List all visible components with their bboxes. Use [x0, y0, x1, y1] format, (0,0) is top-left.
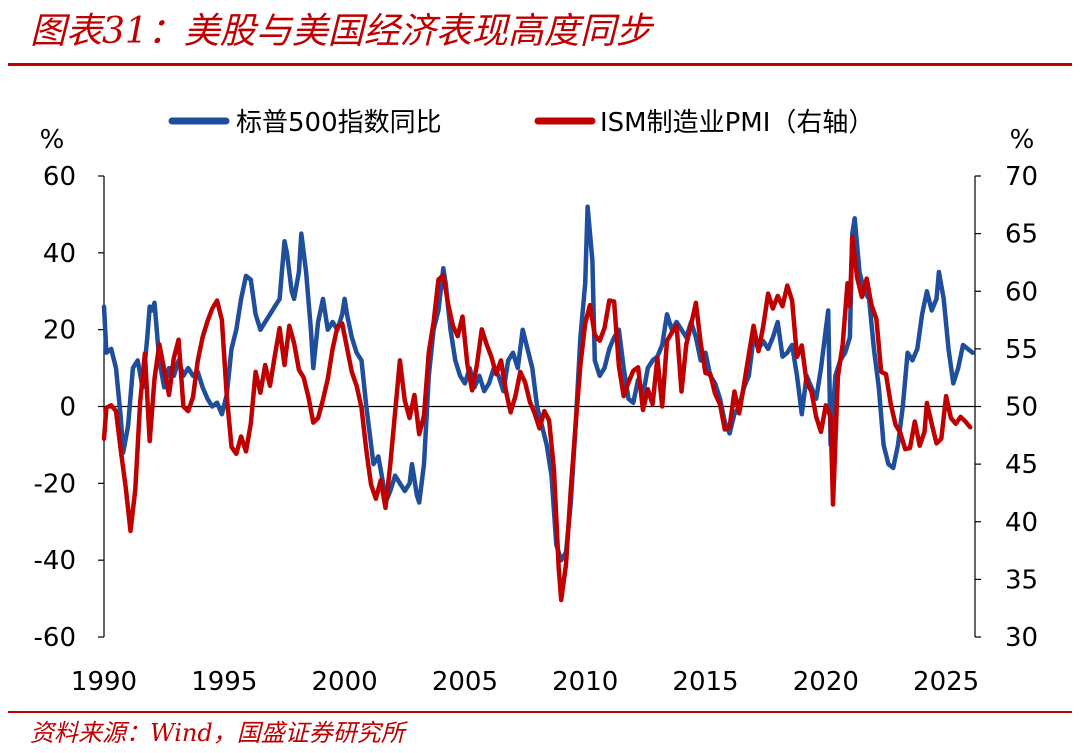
right-tick-label: 65	[1005, 220, 1038, 250]
right-axis-unit: %	[1010, 125, 1035, 155]
right-tick-label: 35	[1005, 565, 1038, 595]
right-tick-label: 45	[1005, 450, 1038, 480]
series-line-sp500	[101, 204, 975, 563]
source-note: 资料来源：Wind，国盛证券研究所	[30, 719, 405, 747]
left-tick-label: 0	[59, 393, 76, 423]
right-tick-label: 55	[1005, 335, 1038, 365]
left-tick-label: 40	[43, 239, 76, 269]
x-tick-label: 2020	[793, 667, 859, 697]
left-axis-unit: %	[40, 125, 65, 155]
legend-label-ism: ISM制造业PMI（右轴）	[600, 108, 874, 138]
page-title: 图表31：美股与美国经济表现高度同步	[30, 11, 652, 52]
right-tick-label: 50	[1005, 393, 1038, 423]
chart-legend: 标普500指数同比 ISM制造业PMI（右轴）	[168, 108, 874, 138]
left-tick-label: -20	[34, 469, 76, 499]
chart-series	[101, 204, 975, 603]
right-tick-label: 40	[1005, 508, 1038, 538]
x-tick-label: 2010	[552, 667, 618, 697]
right-tick-label: 60	[1005, 277, 1038, 307]
chart-axes: 60 40 20 0 -20 -40 -60 70 65 60 55 50 45 40 35 30 1990 19…	[34, 162, 1039, 697]
title-divider	[8, 63, 1072, 66]
x-tick-label: 2000	[312, 667, 378, 697]
series-line-ism	[101, 234, 973, 603]
x-tick-label: 2005	[432, 667, 498, 697]
left-tick-label: -60	[34, 623, 76, 653]
left-tick-label: 20	[43, 316, 76, 346]
left-tick-label: 60	[43, 162, 76, 192]
right-tick-label: 70	[1005, 162, 1038, 192]
x-tick-label: 1995	[191, 667, 257, 697]
right-tick-label: 30	[1005, 623, 1038, 653]
legend-label-sp500: 标普500指数同比	[236, 108, 442, 138]
x-tick-label: 1990	[71, 667, 137, 697]
x-tick-label: 2025	[913, 667, 979, 697]
x-tick-label: 2015	[672, 667, 738, 697]
footer-divider	[8, 711, 1072, 713]
left-tick-label: -40	[34, 546, 76, 576]
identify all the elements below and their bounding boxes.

• • • • • • •

● JOUW TAAK
Geef de regels uit de lijst hierboven ongewijzigd weer, beginnend bij de regel met "220, 1038, 250]" en eindigend bij de regel met "239, 76, 269]", beide inbegrepen.

● RESULTAAT TAAK
right-tick-label: 65	[1005, 220, 1038, 250]
right-axis-unit: %	[1010, 125, 1035, 155]
right-tick-label: 35	[1005, 565, 1038, 595]
right-tick-label: 45	[1005, 450, 1038, 480]
series-line-sp500	[101, 204, 975, 563]
source-note: 资料来源：Wind，国盛证券研究所	[30, 719, 405, 747]
left-tick-label: 0	[59, 393, 76, 423]
right-tick-label: 55	[1005, 335, 1038, 365]
left-tick-label: 40	[43, 239, 76, 269]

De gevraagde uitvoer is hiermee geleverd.